Extract provided:
══════

The Human Rights Act 1998 may have implications for filming because it makes it unlawful for public authorities “to act in a way that is incompatible with a Convention right”.25 Article 3 of the Act prohibits torture, inhuman or degrading treatment, or punishment. The European Court has previously established that medical treatment without consent could, in extreme circumstances, be considered inhuman or degrading. However, the threshold set by the courts is high and it is unlikely that filming without prior consent would be sufficiently serious to breach this right.
Of more relevance is Article 8, which is concerned with the right to respect for private and family life. Potentially, a patient filmed while unconscious or one who had agreed to filming following inadequate informed consent may later suggest that this right was breached. To date, commercial filming of patients without consent has not been tested in the courts and no case law currently exists for this specific situation.

══════

Supplied entries:
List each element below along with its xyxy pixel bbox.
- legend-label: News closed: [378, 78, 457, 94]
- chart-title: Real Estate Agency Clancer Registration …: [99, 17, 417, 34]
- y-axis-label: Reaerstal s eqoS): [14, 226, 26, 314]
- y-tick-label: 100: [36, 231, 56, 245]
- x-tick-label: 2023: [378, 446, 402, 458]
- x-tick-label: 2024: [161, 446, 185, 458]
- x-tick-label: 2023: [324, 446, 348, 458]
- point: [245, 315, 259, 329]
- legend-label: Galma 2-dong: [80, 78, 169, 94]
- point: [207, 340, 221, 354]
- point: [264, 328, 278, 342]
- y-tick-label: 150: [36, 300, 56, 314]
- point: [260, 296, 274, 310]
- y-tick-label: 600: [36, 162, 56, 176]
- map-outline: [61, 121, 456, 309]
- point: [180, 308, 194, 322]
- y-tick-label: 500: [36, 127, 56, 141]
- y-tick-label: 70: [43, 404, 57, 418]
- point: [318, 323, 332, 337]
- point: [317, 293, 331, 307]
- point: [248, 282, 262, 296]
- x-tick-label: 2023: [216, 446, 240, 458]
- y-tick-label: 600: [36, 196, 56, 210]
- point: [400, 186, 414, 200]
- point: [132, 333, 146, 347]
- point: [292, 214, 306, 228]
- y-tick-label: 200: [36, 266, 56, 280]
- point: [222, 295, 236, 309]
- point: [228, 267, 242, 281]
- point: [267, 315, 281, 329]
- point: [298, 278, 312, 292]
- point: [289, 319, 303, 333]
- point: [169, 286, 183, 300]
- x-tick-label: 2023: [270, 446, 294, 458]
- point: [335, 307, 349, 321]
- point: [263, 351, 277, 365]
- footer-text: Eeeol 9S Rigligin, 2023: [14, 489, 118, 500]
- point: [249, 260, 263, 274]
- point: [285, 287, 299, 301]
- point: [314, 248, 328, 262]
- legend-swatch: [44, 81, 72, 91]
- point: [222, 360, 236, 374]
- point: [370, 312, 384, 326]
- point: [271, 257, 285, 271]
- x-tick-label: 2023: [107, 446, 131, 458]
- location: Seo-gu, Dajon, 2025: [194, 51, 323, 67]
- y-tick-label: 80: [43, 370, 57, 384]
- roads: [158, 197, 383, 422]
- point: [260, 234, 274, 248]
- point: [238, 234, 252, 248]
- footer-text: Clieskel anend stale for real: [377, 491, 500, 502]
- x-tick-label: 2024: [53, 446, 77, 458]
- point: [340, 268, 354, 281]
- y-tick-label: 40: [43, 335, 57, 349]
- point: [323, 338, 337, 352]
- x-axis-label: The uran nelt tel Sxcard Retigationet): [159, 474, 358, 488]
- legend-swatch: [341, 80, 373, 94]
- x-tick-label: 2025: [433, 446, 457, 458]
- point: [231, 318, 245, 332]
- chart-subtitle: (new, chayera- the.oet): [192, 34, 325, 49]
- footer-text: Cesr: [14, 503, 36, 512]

══════

Work order 1: In the text on the Human Rights Act and filming patients, which article concerns the right to respect for private and family life?
Work order 2: Please extract a portion of the text on the Human Rights Act and filming patients: begin at the words "The Human Rights" and stop after "breach this right.".

Response area 1: Article 8.

Response area 2:
The Human Rights Act 1998 may have implications for filming because it makes it unlawful for public authorities “to act in a way that is incompatible with a Convention right”.25 Article 3 of the Act prohibits torture, inhuman or degrading treatment, or punishment. The European Court has previously established that medical treatment without consent could, in extreme circumstances, be considered inhuman or degrading. However, the threshold set by the courts is high and it is unlikely that filming without prior consent would be sufficiently serious to breach this right.